- Written problem -
Pick out the lines below with "type" and list them.

- Stored data -
____________

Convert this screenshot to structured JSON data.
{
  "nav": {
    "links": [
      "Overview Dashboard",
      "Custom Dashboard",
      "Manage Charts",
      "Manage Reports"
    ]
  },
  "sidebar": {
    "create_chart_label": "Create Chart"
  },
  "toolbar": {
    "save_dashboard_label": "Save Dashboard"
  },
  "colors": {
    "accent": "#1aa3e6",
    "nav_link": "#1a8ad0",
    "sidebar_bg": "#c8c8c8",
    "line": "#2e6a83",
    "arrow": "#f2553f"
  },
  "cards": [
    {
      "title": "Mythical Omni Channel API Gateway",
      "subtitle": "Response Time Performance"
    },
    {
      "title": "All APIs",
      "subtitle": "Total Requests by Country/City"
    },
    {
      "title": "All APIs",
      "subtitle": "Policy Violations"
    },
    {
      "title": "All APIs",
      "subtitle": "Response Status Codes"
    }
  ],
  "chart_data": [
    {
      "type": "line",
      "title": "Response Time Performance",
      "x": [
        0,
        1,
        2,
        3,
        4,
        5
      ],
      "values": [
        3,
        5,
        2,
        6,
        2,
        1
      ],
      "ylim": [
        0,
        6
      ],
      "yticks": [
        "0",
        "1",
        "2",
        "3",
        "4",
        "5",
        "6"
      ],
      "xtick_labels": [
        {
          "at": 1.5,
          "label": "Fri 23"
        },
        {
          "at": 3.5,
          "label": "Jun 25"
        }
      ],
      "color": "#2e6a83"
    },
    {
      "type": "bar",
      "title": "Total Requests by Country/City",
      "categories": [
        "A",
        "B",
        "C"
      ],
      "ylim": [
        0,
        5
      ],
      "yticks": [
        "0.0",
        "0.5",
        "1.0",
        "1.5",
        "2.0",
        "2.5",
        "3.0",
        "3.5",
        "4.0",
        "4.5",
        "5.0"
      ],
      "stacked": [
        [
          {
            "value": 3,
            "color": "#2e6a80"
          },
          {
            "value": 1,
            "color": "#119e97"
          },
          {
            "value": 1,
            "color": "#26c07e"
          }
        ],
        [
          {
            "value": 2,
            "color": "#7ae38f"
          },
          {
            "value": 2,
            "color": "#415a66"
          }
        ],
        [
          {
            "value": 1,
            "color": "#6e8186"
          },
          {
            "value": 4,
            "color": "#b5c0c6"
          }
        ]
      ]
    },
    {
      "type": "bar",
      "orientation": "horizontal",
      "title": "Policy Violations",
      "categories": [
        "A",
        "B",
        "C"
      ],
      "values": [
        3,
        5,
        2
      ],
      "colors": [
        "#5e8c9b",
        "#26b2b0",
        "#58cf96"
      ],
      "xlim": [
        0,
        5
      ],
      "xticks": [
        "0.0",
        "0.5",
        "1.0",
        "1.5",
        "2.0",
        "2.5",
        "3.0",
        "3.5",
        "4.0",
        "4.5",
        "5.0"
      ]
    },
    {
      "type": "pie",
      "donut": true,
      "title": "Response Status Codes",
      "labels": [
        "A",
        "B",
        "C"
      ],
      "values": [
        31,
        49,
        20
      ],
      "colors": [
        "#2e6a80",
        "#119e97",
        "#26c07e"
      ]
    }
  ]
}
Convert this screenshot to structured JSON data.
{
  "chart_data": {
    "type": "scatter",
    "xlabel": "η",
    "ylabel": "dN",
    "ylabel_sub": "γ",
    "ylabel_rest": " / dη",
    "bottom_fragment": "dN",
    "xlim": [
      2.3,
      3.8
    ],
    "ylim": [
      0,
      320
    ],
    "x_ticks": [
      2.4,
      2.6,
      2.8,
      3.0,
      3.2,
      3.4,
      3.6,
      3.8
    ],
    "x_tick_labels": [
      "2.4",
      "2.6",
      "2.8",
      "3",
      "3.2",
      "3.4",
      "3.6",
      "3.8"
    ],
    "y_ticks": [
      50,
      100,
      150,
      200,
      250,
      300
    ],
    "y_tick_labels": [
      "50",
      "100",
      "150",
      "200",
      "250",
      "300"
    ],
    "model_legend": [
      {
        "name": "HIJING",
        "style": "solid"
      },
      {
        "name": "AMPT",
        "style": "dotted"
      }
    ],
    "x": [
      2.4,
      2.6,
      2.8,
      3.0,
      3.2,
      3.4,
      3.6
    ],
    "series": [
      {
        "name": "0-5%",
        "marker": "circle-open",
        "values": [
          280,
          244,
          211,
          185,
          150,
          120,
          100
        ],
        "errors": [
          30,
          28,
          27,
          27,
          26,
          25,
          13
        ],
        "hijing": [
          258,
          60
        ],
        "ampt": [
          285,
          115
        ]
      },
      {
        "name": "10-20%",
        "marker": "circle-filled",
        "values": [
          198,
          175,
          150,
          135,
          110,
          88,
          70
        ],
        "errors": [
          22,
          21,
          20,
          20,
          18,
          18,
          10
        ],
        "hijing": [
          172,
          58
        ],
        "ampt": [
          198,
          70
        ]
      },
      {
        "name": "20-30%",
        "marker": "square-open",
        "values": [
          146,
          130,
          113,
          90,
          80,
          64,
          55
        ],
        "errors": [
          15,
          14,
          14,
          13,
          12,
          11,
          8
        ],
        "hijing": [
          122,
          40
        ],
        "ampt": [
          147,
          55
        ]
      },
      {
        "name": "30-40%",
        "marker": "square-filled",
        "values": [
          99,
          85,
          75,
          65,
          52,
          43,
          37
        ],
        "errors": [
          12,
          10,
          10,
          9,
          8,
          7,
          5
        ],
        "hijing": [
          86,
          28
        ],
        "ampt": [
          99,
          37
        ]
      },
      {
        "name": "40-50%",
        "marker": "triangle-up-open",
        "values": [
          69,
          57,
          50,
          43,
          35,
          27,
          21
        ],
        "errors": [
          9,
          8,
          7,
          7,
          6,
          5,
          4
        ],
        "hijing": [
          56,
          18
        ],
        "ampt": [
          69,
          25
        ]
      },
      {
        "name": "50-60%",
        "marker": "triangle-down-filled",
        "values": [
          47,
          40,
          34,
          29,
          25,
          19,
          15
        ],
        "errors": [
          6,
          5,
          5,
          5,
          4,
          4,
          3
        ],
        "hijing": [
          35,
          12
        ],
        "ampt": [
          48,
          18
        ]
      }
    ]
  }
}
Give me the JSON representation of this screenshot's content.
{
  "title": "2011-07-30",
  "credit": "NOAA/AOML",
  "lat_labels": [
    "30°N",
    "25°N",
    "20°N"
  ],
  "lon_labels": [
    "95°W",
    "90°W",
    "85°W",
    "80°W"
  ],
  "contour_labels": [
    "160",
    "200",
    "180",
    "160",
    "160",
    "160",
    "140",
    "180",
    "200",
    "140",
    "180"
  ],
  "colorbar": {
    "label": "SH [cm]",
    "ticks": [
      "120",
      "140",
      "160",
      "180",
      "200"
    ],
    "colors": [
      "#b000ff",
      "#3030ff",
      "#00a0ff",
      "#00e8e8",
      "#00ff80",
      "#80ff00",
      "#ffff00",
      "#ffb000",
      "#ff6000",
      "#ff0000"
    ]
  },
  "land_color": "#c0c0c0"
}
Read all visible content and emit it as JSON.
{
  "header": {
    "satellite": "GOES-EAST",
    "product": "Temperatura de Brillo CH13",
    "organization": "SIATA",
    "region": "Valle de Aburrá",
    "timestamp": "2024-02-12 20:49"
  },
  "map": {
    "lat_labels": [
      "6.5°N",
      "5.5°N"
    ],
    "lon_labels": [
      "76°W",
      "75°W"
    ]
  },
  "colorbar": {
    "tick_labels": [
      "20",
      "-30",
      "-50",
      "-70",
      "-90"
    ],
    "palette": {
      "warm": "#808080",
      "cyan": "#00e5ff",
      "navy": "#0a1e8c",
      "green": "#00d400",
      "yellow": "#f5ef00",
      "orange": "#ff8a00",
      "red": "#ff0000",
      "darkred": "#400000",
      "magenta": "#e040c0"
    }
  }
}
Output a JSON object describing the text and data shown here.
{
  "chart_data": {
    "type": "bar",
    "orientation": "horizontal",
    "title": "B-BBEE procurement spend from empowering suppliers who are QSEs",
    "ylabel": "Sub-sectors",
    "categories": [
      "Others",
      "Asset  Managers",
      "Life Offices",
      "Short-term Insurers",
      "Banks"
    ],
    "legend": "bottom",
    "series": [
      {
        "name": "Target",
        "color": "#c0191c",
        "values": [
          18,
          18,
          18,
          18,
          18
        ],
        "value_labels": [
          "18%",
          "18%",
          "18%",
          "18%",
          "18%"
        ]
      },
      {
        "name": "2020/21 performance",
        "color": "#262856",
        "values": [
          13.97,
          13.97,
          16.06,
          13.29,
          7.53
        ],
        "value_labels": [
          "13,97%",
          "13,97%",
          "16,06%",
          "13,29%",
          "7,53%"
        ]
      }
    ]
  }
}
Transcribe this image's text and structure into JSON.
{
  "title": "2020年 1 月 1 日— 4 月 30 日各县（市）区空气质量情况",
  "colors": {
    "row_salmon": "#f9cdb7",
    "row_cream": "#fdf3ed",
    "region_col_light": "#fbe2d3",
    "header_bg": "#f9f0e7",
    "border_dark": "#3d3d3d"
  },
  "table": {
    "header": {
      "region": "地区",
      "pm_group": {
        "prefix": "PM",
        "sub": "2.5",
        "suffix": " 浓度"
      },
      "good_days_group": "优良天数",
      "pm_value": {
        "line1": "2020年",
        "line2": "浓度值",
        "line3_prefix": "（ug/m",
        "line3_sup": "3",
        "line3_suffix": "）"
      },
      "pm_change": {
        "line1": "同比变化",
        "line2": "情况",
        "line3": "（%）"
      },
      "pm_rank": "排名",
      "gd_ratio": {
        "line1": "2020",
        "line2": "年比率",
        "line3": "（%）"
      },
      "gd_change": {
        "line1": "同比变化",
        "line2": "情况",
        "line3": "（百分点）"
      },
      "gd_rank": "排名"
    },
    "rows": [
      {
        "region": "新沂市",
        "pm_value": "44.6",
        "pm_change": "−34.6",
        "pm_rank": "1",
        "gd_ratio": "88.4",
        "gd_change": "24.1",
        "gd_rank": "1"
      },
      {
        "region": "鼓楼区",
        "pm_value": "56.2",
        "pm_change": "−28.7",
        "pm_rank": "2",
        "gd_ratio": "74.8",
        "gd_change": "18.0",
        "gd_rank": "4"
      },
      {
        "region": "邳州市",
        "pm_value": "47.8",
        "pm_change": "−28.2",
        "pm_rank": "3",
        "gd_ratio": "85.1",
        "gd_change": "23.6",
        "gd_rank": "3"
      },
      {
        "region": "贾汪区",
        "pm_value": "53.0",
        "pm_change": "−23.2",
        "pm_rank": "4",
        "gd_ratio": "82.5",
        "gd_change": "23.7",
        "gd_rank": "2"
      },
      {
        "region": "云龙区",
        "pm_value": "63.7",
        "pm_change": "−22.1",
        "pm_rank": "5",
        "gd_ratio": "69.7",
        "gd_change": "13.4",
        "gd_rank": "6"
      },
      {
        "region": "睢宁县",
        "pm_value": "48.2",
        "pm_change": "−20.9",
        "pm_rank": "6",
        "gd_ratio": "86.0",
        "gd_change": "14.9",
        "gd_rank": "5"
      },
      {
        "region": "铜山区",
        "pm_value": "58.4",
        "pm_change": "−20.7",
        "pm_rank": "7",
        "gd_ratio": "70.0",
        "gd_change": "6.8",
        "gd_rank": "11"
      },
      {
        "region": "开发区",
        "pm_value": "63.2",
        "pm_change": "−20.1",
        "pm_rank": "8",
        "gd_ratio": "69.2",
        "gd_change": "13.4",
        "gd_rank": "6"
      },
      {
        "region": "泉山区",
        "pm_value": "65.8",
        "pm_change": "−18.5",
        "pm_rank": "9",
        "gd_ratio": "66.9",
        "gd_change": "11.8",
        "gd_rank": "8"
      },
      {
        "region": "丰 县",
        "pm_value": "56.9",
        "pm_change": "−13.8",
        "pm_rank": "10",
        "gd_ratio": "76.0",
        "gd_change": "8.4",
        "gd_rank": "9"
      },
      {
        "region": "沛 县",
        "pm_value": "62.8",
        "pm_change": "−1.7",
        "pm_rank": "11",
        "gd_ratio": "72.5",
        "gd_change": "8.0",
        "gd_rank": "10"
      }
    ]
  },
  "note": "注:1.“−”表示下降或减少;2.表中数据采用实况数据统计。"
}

____________

- Solution for this exercise -
      "type": "line",
      "type": "bar",
      "type": "bar",
      "type": "pie",
    "type": "scatter",
    "type": "bar",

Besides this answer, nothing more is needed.